- PROBLEM TO WORK ON: Of the lines below, how many hold the string "Output"? Give only the number.

═════ INPUT ═════

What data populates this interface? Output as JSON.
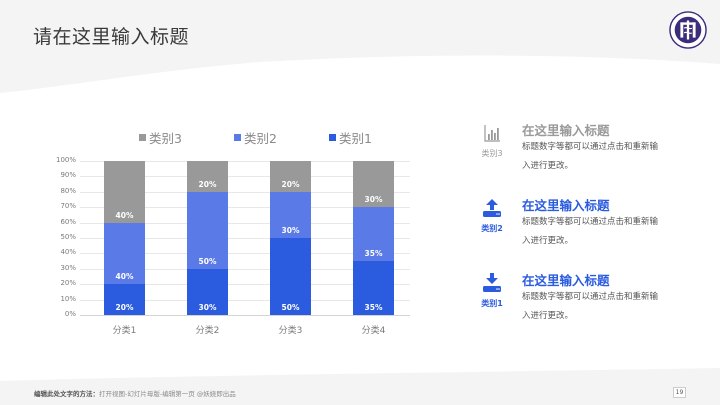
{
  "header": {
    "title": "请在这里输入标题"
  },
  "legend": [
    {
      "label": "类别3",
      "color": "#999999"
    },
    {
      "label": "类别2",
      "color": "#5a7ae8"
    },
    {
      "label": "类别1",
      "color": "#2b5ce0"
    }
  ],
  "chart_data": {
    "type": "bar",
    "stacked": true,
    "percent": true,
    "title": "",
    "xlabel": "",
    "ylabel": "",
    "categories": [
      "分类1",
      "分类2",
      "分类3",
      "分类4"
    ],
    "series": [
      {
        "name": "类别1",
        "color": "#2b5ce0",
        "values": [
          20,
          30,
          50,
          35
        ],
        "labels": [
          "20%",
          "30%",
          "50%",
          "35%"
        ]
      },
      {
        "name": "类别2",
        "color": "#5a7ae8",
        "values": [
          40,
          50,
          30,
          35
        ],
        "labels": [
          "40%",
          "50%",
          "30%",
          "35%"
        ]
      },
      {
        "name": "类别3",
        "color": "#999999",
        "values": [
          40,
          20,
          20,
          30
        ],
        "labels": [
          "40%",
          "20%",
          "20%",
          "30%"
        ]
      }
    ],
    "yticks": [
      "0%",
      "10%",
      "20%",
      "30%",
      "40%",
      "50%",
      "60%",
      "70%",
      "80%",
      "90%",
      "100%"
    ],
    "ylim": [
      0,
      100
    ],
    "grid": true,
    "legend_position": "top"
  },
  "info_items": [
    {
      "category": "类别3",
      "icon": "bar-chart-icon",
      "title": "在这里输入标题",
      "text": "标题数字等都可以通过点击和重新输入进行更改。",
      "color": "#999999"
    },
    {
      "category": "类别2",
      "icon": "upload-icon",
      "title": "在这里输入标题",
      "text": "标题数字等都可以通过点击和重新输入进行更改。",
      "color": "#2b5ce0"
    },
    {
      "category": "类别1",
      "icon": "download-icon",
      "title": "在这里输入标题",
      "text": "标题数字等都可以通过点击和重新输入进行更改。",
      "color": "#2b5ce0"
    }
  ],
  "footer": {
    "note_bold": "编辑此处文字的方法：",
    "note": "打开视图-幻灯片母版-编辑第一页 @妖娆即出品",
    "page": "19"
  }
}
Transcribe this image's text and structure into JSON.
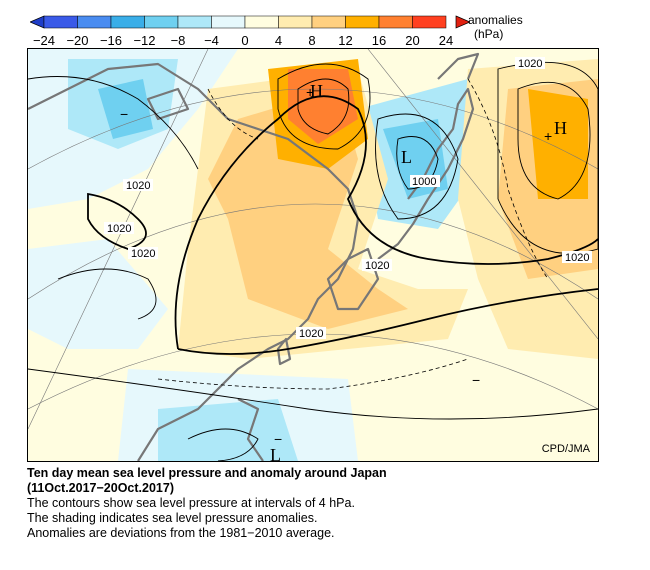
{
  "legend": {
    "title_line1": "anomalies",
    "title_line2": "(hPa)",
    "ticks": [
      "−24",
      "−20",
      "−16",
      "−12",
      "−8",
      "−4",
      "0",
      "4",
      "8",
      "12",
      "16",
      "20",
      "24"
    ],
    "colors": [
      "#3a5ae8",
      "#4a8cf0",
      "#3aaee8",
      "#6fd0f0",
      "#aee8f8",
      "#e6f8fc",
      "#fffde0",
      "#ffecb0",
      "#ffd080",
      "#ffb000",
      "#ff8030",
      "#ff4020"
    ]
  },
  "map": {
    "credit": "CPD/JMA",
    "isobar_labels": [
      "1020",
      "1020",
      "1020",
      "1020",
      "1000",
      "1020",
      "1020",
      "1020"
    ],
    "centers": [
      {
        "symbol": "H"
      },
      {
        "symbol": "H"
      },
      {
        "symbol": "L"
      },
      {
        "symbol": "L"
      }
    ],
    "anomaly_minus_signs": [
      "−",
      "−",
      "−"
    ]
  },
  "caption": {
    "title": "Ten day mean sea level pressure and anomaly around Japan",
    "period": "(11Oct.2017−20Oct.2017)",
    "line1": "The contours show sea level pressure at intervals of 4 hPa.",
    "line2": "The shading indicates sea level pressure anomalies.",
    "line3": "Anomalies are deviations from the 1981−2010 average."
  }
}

═════
═════ INPUT ═════

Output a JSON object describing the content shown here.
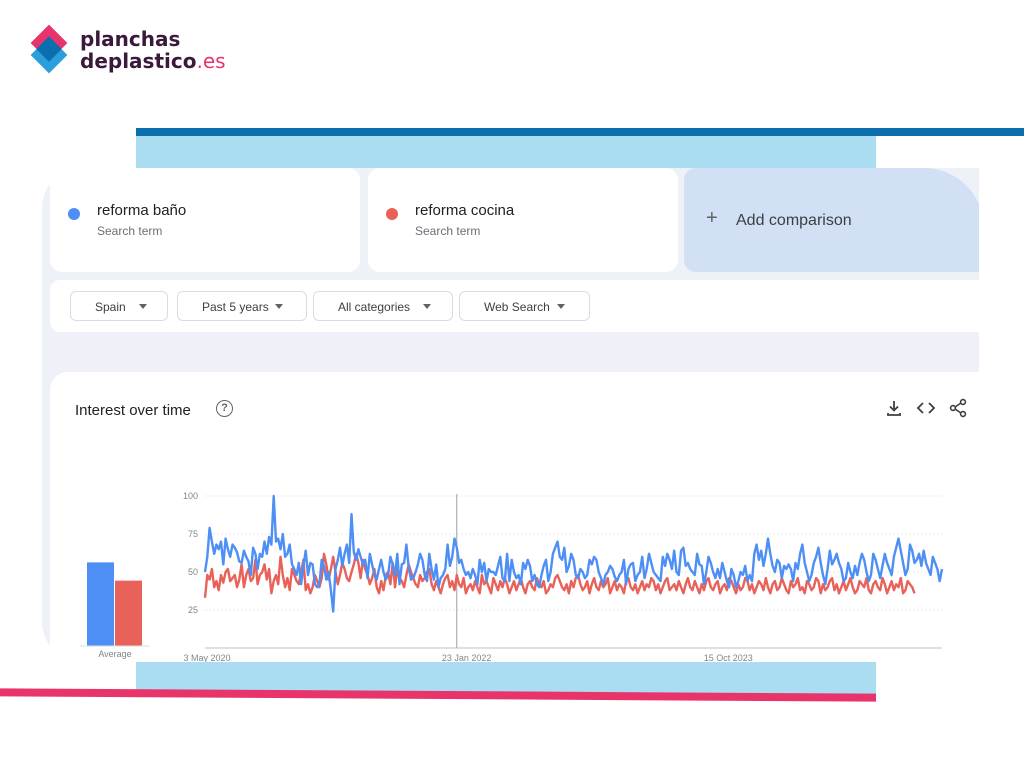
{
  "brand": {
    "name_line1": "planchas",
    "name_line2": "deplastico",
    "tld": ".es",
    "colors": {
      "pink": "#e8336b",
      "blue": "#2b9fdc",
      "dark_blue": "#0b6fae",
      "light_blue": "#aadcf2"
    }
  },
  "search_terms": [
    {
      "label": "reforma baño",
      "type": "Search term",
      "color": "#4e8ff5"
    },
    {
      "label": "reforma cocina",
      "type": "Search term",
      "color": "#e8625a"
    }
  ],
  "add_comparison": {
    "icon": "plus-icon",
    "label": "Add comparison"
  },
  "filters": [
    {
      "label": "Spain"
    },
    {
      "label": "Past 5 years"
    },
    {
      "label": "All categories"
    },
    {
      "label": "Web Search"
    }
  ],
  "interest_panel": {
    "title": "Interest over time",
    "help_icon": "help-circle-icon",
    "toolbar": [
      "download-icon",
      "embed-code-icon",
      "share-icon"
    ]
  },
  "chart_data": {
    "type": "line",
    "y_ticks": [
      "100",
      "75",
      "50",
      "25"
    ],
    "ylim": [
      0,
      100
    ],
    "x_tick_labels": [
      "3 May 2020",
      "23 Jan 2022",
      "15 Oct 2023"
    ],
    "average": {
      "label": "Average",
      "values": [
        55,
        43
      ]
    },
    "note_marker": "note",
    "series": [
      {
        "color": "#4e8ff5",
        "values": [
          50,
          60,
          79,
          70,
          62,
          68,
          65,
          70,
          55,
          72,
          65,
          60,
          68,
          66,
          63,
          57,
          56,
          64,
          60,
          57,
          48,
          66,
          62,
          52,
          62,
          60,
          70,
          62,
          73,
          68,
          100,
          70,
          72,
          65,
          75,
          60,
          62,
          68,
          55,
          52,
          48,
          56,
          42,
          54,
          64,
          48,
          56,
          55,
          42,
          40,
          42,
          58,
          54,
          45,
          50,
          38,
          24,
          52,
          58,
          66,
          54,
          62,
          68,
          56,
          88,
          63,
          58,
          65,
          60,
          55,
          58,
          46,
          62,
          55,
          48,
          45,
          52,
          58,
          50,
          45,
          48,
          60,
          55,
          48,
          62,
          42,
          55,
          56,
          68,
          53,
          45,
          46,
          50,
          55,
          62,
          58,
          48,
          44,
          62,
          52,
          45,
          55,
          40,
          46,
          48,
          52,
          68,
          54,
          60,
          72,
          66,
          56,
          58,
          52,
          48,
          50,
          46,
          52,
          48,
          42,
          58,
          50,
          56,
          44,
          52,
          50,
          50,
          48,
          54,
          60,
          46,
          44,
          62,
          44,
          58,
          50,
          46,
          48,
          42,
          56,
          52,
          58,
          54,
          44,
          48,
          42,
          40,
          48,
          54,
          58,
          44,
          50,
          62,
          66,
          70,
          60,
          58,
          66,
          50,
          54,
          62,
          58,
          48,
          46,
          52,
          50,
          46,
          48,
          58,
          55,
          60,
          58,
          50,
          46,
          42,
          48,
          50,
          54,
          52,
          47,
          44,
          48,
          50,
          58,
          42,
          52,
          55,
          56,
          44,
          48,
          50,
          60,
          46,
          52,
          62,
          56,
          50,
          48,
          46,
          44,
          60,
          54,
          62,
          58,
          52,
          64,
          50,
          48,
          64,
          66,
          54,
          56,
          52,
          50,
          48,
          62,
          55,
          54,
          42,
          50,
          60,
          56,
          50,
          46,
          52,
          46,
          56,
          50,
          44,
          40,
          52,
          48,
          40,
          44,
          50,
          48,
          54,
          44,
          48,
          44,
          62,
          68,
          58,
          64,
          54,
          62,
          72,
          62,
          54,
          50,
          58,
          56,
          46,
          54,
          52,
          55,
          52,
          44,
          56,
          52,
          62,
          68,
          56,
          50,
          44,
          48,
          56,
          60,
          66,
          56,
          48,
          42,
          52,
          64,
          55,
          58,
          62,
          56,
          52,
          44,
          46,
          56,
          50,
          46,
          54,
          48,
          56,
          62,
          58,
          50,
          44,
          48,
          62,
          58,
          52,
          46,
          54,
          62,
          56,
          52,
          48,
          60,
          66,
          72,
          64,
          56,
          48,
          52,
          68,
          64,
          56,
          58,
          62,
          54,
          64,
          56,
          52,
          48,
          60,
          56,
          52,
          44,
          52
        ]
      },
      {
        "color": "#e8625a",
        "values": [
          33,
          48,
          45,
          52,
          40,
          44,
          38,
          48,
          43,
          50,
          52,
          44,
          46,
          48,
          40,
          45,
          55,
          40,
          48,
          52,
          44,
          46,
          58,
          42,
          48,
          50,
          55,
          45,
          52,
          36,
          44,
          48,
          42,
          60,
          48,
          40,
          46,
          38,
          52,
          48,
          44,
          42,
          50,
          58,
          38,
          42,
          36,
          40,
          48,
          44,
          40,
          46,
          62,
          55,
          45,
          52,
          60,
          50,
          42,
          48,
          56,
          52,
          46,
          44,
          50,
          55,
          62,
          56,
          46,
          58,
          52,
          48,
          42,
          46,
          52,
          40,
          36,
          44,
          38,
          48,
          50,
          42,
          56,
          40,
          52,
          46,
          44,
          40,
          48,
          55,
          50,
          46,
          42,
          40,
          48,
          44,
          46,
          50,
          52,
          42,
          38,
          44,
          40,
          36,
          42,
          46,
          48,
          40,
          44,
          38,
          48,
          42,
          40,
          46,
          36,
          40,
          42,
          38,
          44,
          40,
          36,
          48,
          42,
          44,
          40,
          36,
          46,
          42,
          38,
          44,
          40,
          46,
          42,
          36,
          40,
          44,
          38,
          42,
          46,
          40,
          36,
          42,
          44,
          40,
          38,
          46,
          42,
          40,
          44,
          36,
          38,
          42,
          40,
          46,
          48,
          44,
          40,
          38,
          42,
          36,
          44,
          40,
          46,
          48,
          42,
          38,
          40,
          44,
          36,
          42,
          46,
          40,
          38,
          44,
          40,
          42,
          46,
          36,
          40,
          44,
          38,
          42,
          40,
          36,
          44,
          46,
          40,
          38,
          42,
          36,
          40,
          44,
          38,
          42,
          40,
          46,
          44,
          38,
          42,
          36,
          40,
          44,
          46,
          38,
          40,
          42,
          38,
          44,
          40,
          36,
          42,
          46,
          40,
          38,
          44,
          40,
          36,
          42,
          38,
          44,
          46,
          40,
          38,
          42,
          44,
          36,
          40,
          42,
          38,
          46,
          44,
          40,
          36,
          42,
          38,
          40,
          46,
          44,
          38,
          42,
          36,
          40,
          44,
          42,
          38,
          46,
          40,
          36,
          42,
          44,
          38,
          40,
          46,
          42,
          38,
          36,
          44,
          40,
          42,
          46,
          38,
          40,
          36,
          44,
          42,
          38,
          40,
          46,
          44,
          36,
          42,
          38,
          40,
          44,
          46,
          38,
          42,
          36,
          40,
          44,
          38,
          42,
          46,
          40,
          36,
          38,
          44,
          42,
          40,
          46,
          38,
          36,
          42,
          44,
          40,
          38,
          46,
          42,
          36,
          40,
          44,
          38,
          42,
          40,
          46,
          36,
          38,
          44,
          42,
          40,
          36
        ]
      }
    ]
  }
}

═════
═════ INPUT ═════

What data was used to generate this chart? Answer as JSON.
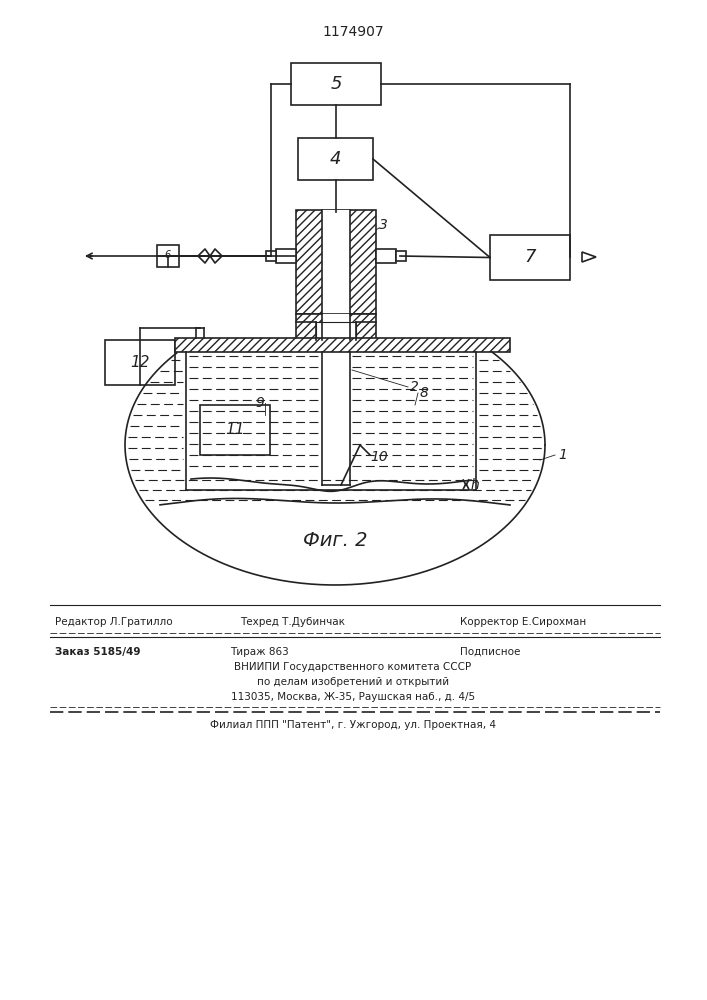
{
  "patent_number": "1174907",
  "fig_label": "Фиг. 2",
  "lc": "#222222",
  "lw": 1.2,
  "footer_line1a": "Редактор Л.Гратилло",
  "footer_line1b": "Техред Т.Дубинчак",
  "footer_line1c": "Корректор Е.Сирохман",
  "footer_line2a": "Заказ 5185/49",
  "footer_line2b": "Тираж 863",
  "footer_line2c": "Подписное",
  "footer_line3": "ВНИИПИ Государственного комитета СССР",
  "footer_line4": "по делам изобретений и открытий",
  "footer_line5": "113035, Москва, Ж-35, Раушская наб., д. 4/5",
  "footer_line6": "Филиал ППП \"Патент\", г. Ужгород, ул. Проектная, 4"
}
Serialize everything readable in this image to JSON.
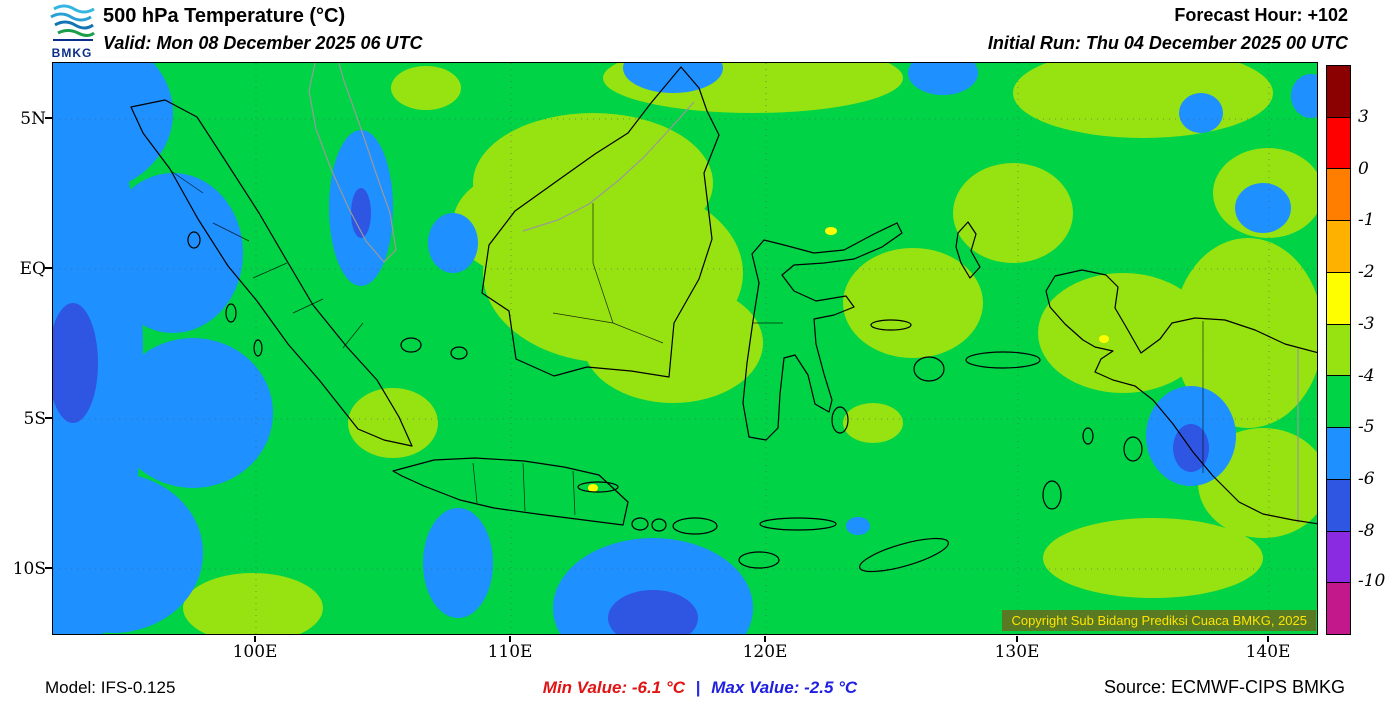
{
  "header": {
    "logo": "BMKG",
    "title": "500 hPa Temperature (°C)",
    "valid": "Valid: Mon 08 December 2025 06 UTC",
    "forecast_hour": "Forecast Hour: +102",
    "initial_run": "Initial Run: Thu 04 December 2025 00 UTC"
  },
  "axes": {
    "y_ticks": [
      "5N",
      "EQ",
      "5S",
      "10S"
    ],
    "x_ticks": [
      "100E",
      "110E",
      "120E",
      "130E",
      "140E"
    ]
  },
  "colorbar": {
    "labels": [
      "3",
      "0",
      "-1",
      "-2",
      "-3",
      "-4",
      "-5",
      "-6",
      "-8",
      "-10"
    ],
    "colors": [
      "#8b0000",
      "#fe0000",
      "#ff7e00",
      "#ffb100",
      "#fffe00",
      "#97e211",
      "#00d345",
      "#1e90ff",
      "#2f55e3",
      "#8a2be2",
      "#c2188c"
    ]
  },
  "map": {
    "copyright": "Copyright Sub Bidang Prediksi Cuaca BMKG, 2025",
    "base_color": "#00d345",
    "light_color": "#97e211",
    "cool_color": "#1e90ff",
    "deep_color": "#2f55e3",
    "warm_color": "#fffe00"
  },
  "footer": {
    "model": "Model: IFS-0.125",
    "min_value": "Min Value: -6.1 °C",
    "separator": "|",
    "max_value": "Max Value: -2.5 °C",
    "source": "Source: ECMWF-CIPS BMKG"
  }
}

═════

- FINISHED EXERCISE: 2